## THE PROBLEM:
Look at the entries below and reproduce them exactly.

○ ○ ○ ○

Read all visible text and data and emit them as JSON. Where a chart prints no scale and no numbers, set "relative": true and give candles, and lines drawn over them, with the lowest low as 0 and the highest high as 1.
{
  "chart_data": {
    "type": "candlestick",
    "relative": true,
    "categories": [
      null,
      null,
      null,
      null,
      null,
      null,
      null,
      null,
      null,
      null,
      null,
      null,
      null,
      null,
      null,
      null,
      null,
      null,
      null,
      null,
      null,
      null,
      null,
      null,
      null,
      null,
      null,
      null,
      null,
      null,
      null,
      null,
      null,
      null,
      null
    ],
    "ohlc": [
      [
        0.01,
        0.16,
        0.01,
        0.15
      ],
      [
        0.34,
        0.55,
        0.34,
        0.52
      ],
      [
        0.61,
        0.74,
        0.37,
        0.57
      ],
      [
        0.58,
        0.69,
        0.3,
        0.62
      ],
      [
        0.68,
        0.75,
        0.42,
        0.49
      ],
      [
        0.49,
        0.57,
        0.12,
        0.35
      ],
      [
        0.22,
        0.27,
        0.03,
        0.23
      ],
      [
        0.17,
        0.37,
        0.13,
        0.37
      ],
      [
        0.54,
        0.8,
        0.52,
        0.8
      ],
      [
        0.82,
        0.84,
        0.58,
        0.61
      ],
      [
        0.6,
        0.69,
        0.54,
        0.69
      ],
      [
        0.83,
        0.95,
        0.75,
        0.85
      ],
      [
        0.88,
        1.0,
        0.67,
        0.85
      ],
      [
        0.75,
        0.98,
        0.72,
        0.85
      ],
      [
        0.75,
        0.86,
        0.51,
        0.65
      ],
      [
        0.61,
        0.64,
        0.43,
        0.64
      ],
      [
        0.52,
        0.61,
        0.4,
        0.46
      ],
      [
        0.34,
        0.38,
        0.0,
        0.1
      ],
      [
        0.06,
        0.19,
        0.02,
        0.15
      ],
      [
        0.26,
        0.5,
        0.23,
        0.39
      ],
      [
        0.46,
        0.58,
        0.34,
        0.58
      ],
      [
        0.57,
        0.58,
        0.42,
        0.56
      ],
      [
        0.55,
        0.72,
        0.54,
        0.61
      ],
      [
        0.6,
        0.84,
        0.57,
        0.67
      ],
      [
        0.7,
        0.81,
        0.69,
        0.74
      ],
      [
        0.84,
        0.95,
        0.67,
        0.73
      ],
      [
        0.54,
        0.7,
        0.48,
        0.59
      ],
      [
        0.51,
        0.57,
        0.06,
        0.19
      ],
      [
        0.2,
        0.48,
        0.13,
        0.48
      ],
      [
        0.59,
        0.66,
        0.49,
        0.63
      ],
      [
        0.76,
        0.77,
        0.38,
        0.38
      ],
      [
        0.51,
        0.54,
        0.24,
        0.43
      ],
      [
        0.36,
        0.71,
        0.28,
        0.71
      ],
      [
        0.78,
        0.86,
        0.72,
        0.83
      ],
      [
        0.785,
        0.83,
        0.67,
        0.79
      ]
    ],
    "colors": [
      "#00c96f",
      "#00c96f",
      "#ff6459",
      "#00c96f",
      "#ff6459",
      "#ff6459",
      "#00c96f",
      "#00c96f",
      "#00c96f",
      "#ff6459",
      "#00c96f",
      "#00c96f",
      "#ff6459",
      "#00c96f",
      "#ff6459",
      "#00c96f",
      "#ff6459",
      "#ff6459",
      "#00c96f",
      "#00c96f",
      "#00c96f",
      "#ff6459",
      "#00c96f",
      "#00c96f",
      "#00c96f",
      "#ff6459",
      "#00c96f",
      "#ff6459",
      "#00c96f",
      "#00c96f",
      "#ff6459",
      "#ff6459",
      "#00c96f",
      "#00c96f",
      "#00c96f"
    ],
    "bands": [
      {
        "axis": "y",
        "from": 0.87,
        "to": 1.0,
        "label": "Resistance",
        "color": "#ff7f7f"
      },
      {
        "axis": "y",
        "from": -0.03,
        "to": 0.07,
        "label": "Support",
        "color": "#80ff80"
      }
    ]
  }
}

○ ○ ○ ○

## FULL ANSWER:
Read all visible text and data and emit them as JSON. Where a chart prints no scale and no numbers, set "relative": true and give candles, and lines drawn over them, with the lowest low as 0 and the highest high as 1.
{
  "chart_data": {
    "type": "candlestick",
    "relative": true,
    "categories": [
      null,
      null,
      null,
      null,
      null,
      null,
      null,
      null,
      null,
      null,
      null,
      null,
      null,
      null,
      null,
      null,
      null,
      null,
      null,
      null,
      null,
      null,
      null,
      null,
      null,
      null,
      null,
      null,
      null,
      null,
      null,
      null,
      null,
      null,
      null
    ],
    "ohlc": [
      [
        0.01,
        0.16,
        0.01,
        0.15
      ],
      [
        0.34,
        0.55,
        0.34,
        0.52
      ],
      [
        0.61,
        0.74,
        0.37,
        0.57
      ],
      [
        0.58,
        0.69,
        0.3,
        0.62
      ],
      [
        0.68,
        0.75,
        0.42,
        0.49
      ],
      [
        0.49,
        0.57,
        0.12,
        0.35
      ],
      [
        0.22,
        0.27,
        0.03,
        0.23
      ],
      [
        0.17,
        0.37,
        0.13,
        0.37
      ],
      [
        0.54,
        0.8,
        0.52,
        0.8
      ],
      [
        0.82,
        0.84,
        0.58,
        0.61
      ],
      [
        0.6,
        0.69,
        0.54,
        0.69
      ],
      [
        0.83,
        0.95,
        0.75,
        0.85
      ],
      [
        0.88,
        1.0,
        0.67,
        0.85
      ],
      [
        0.75,
        0.98,
        0.72,
        0.85
      ],
      [
        0.75,
        0.86,
        0.51,
        0.65
      ],
      [
        0.61,
        0.64,
        0.43,
        0.64
      ],
      [
        0.52,
        0.61,
        0.4,
        0.46
      ],
      [
        0.34,
        0.38,
        0.0,
        0.1
      ],
      [
        0.06,
        0.19,
        0.02,
        0.15
      ],
      [
        0.26,
        0.5,
        0.23,
        0.39
      ],
      [
        0.46,
        0.58,
        0.34,
        0.58
      ],
      [
        0.57,
        0.58,
        0.42,
        0.56
      ],
      [
        0.55,
        0.72,
        0.54,
        0.61
      ],
      [
        0.6,
        0.84,
        0.57,
        0.67
      ],
      [
        0.7,
        0.81,
        0.69,
        0.74
      ],
      [
        0.84,
        0.95,
        0.67,
        0.73
      ],
      [
        0.54,
        0.7,
        0.48,
        0.59
      ],
      [
        0.51,
        0.57,
        0.06,
        0.19
      ],
      [
        0.2,
        0.48,
        0.13,
        0.48
      ],
      [
        0.59,
        0.66,
        0.49,
        0.63
      ],
      [
        0.76,
        0.77,
        0.38,
        0.38
      ],
      [
        0.51,
        0.54,
        0.24,
        0.43
      ],
      [
        0.36,
        0.71,
        0.28,
        0.71
      ],
      [
        0.78,
        0.86,
        0.72,
        0.83
      ],
      [
        0.785,
        0.83,
        0.67,
        0.79
      ]
    ],
    "colors": [
      "#00c96f",
      "#00c96f",
      "#ff6459",
      "#00c96f",
      "#ff6459",
      "#ff6459",
      "#00c96f",
      "#00c96f",
      "#00c96f",
      "#ff6459",
      "#00c96f",
      "#00c96f",
      "#ff6459",
      "#00c96f",
      "#ff6459",
      "#00c96f",
      "#ff6459",
      "#ff6459",
      "#00c96f",
      "#00c96f",
      "#00c96f",
      "#ff6459",
      "#00c96f",
      "#00c96f",
      "#00c96f",
      "#ff6459",
      "#00c96f",
      "#ff6459",
      "#00c96f",
      "#00c96f",
      "#ff6459",
      "#ff6459",
      "#00c96f",
      "#00c96f",
      "#00c96f"
    ],
    "bands": [
      {
        "axis": "y",
        "from": 0.87,
        "to": 1.0,
        "label": "Resistance",
        "color": "#ff7f7f"
      },
      {
        "axis": "y",
        "from": -0.03,
        "to": 0.07,
        "label": "Support",
        "color": "#80ff80"
      }
    ]
  }
}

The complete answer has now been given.